• Record excerpts:

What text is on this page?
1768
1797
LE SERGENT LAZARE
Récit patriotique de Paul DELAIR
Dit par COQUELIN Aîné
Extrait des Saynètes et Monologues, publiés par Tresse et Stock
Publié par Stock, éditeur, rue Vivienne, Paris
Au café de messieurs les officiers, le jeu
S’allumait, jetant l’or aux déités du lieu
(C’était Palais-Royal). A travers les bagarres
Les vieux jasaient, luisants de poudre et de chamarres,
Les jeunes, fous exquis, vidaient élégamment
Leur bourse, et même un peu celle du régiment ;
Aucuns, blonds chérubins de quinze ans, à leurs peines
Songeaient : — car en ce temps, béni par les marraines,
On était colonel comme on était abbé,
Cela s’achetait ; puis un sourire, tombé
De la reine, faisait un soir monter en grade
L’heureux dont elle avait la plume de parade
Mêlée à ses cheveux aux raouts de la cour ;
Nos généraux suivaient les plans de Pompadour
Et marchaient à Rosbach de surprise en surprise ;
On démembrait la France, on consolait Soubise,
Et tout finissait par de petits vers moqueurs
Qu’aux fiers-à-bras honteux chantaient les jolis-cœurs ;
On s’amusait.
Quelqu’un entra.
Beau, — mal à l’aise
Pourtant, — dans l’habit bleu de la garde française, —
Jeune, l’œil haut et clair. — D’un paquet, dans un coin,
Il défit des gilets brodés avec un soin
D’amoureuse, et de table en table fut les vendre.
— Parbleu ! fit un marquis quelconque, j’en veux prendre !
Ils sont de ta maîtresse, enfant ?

• Given task:
Scan the records for the string "dans". Copy each line in which it appears.

• Output:
Pourtant, — dans l’habit bleu de la garde française, —
Jeune, l’œil haut et clair. — D’un paquet, dans un coin,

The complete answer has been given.